■ WHAT IS EXPECTED
Transcribe all of the data exactly. Omit the pictures.
-=-=-=-=-
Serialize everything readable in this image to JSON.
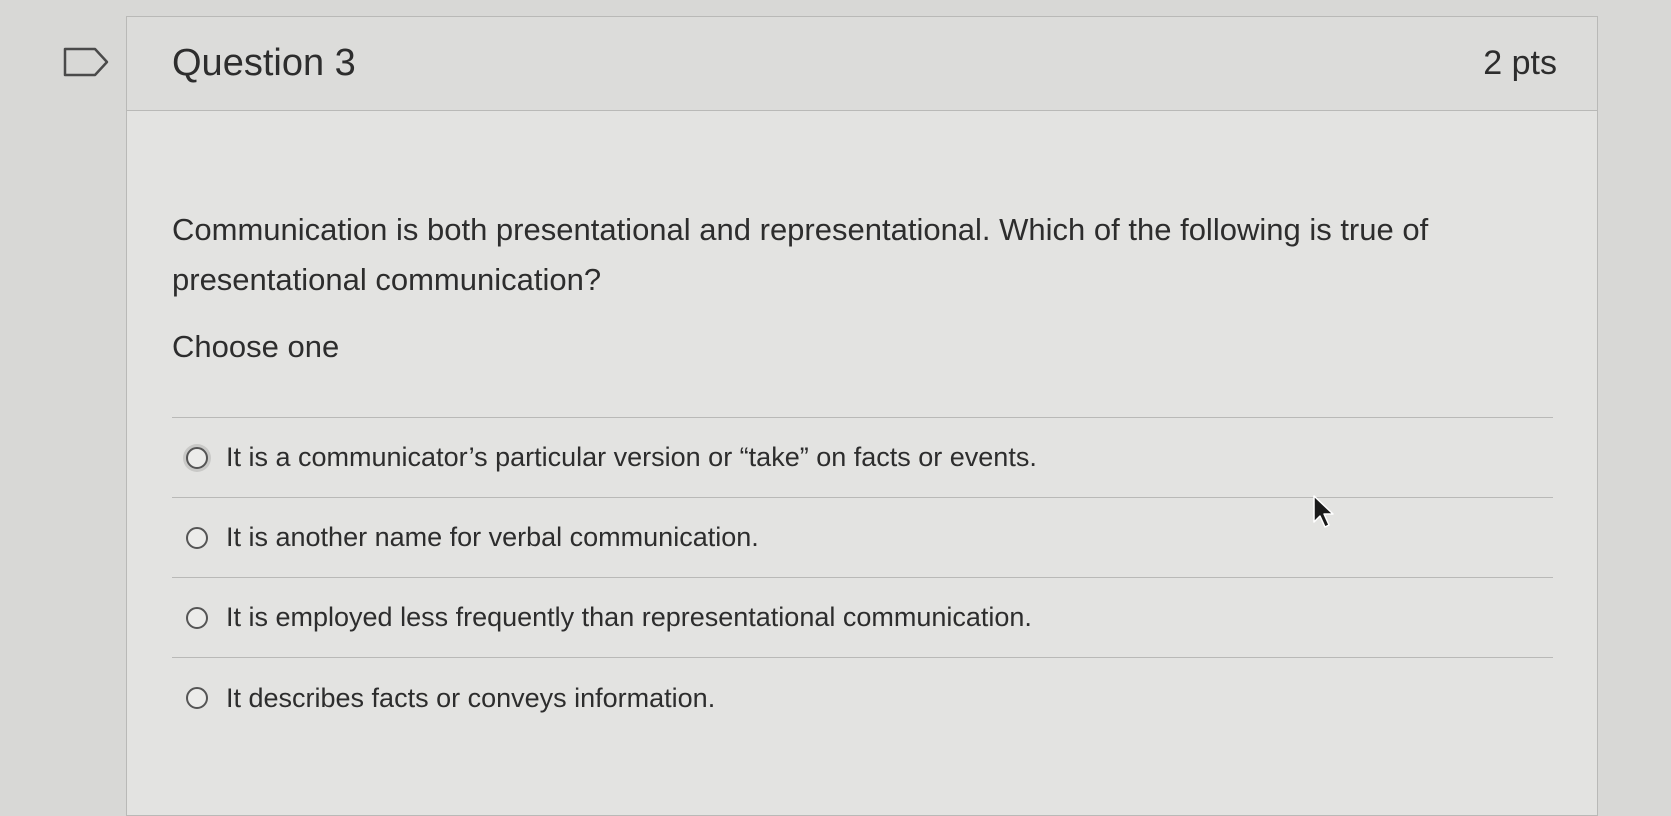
{
  "question": {
    "title": "Question 3",
    "points": "2 pts",
    "text": "Communication is both presentational and representational. Which of the following is true of presentational communication?",
    "instruction": "Choose one",
    "answers": [
      {
        "label": "It is a communicator’s particular version or “take” on facts or events."
      },
      {
        "label": "It is another name for verbal communication."
      },
      {
        "label": "It is employed less frequently than representational communication."
      },
      {
        "label": "It describes facts or conveys information."
      }
    ]
  },
  "icons": {
    "flag": "flag-question-icon",
    "radio": "radio-button-icon",
    "cursor": "mouse-pointer-icon"
  }
}
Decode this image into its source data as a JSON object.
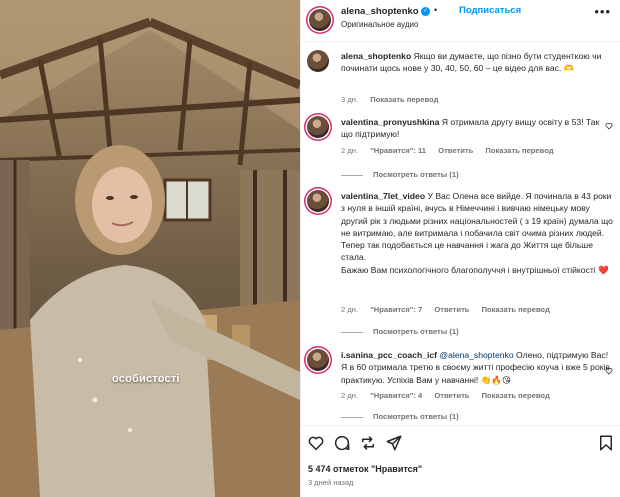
-=-=-=-=-
■ RESPONSE TO THE EXERCISE
Serialize everything readable in this image to JSON.
{
  "question": {
    "title": "Question 3",
    "points": "2 pts",
    "text": "Communication is both presentational and representational. Which of the following is true of presentational communication?",
    "instruction": "Choose one",
    "answers": [
      {
        "label": "It is a communicator’s particular version or “take” on facts or events."
      },
      {
        "label": "It is another name for verbal communication."
      },
      {
        "label": "It is employed less frequently than representational communication."
      },
      {
        "label": "It describes facts or conveys information."
      }
    ]
  },
  "icons": {
    "flag": "flag-question-icon",
    "radio": "radio-button-icon",
    "cursor": "mouse-pointer-icon"
  }
}
Decode this image into its source data as a JSON object.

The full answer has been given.